TASK TO COMPLETE: Below is a set of records. Repeat all of them exactly.

TASK DATA:

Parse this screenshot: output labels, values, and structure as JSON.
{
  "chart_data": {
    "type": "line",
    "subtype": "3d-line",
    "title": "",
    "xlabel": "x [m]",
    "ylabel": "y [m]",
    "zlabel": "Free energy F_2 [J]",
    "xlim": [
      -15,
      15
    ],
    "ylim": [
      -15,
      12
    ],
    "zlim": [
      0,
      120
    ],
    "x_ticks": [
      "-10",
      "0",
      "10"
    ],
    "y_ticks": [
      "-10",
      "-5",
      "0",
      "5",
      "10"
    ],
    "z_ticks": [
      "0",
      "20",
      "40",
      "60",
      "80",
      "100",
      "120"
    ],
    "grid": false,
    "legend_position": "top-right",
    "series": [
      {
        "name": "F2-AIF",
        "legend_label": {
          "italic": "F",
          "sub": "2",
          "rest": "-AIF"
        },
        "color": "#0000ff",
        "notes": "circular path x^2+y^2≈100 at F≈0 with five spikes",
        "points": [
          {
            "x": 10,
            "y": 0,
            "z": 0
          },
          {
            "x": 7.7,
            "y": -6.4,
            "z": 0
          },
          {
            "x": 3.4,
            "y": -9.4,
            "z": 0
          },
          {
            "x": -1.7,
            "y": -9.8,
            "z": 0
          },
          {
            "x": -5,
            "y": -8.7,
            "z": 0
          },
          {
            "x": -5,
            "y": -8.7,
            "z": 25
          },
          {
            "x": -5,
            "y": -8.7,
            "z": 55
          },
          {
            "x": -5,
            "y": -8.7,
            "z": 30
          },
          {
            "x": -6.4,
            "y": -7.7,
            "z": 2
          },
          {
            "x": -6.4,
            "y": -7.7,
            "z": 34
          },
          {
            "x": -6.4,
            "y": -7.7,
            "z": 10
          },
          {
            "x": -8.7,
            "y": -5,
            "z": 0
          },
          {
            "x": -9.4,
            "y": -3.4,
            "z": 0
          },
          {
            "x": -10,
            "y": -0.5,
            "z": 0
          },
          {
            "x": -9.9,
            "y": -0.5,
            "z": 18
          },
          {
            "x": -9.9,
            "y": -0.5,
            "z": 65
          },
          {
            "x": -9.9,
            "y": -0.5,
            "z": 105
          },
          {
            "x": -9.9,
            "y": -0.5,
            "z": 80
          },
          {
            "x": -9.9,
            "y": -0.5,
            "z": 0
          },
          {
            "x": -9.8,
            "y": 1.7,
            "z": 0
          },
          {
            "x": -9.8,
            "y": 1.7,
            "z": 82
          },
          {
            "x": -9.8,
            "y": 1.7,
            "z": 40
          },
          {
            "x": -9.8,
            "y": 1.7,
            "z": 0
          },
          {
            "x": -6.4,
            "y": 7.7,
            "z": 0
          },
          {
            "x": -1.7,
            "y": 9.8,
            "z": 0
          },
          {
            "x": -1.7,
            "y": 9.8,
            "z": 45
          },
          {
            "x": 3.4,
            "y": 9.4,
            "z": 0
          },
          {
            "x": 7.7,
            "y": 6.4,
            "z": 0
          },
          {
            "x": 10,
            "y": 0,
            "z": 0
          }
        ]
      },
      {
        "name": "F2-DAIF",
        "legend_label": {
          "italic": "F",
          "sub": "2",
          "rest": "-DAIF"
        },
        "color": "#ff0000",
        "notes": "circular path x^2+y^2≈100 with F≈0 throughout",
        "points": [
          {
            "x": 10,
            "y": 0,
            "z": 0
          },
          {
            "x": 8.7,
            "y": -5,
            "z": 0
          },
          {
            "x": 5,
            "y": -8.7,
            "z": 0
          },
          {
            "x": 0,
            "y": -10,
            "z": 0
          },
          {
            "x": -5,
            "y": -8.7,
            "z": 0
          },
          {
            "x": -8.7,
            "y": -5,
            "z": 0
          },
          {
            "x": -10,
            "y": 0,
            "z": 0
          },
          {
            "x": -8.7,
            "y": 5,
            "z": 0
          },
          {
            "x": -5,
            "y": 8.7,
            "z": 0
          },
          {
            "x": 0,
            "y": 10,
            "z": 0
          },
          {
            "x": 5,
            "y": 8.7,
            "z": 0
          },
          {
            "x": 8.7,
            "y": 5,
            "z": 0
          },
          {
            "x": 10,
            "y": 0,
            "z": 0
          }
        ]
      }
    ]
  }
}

ANSWER IN FULL:
Parse this screenshot: output labels, values, and structure as JSON.
{
  "chart_data": {
    "type": "line",
    "subtype": "3d-line",
    "title": "",
    "xlabel": "x [m]",
    "ylabel": "y [m]",
    "zlabel": "Free energy F_2 [J]",
    "xlim": [
      -15,
      15
    ],
    "ylim": [
      -15,
      12
    ],
    "zlim": [
      0,
      120
    ],
    "x_ticks": [
      "-10",
      "0",
      "10"
    ],
    "y_ticks": [
      "-10",
      "-5",
      "0",
      "5",
      "10"
    ],
    "z_ticks": [
      "0",
      "20",
      "40",
      "60",
      "80",
      "100",
      "120"
    ],
    "grid": false,
    "legend_position": "top-right",
    "series": [
      {
        "name": "F2-AIF",
        "legend_label": {
          "italic": "F",
          "sub": "2",
          "rest": "-AIF"
        },
        "color": "#0000ff",
        "notes": "circular path x^2+y^2≈100 at F≈0 with five spikes",
        "points": [
          {
            "x": 10,
            "y": 0,
            "z": 0
          },
          {
            "x": 7.7,
            "y": -6.4,
            "z": 0
          },
          {
            "x": 3.4,
            "y": -9.4,
            "z": 0
          },
          {
            "x": -1.7,
            "y": -9.8,
            "z": 0
          },
          {
            "x": -5,
            "y": -8.7,
            "z": 0
          },
          {
            "x": -5,
            "y": -8.7,
            "z": 25
          },
          {
            "x": -5,
            "y": -8.7,
            "z": 55
          },
          {
            "x": -5,
            "y": -8.7,
            "z": 30
          },
          {
            "x": -6.4,
            "y": -7.7,
            "z": 2
          },
          {
            "x": -6.4,
            "y": -7.7,
            "z": 34
          },
          {
            "x": -6.4,
            "y": -7.7,
            "z": 10
          },
          {
            "x": -8.7,
            "y": -5,
            "z": 0
          },
          {
            "x": -9.4,
            "y": -3.4,
            "z": 0
          },
          {
            "x": -10,
            "y": -0.5,
            "z": 0
          },
          {
            "x": -9.9,
            "y": -0.5,
            "z": 18
          },
          {
            "x": -9.9,
            "y": -0.5,
            "z": 65
          },
          {
            "x": -9.9,
            "y": -0.5,
            "z": 105
          },
          {
            "x": -9.9,
            "y": -0.5,
            "z": 80
          },
          {
            "x": -9.9,
            "y": -0.5,
            "z": 0
          },
          {
            "x": -9.8,
            "y": 1.7,
            "z": 0
          },
          {
            "x": -9.8,
            "y": 1.7,
            "z": 82
          },
          {
            "x": -9.8,
            "y": 1.7,
            "z": 40
          },
          {
            "x": -9.8,
            "y": 1.7,
            "z": 0
          },
          {
            "x": -6.4,
            "y": 7.7,
            "z": 0
          },
          {
            "x": -1.7,
            "y": 9.8,
            "z": 0
          },
          {
            "x": -1.7,
            "y": 9.8,
            "z": 45
          },
          {
            "x": 3.4,
            "y": 9.4,
            "z": 0
          },
          {
            "x": 7.7,
            "y": 6.4,
            "z": 0
          },
          {
            "x": 10,
            "y": 0,
            "z": 0
          }
        ]
      },
      {
        "name": "F2-DAIF",
        "legend_label": {
          "italic": "F",
          "sub": "2",
          "rest": "-DAIF"
        },
        "color": "#ff0000",
        "notes": "circular path x^2+y^2≈100 with F≈0 throughout",
        "points": [
          {
            "x": 10,
            "y": 0,
            "z": 0
          },
          {
            "x": 8.7,
            "y": -5,
            "z": 0
          },
          {
            "x": 5,
            "y": -8.7,
            "z": 0
          },
          {
            "x": 0,
            "y": -10,
            "z": 0
          },
          {
            "x": -5,
            "y": -8.7,
            "z": 0
          },
          {
            "x": -8.7,
            "y": -5,
            "z": 0
          },
          {
            "x": -10,
            "y": 0,
            "z": 0
          },
          {
            "x": -8.7,
            "y": 5,
            "z": 0
          },
          {
            "x": -5,
            "y": 8.7,
            "z": 0
          },
          {
            "x": 0,
            "y": 10,
            "z": 0
          },
          {
            "x": 5,
            "y": 8.7,
            "z": 0
          },
          {
            "x": 8.7,
            "y": 5,
            "z": 0
          },
          {
            "x": 10,
            "y": 0,
            "z": 0
          }
        ]
      }
    ]
  }
}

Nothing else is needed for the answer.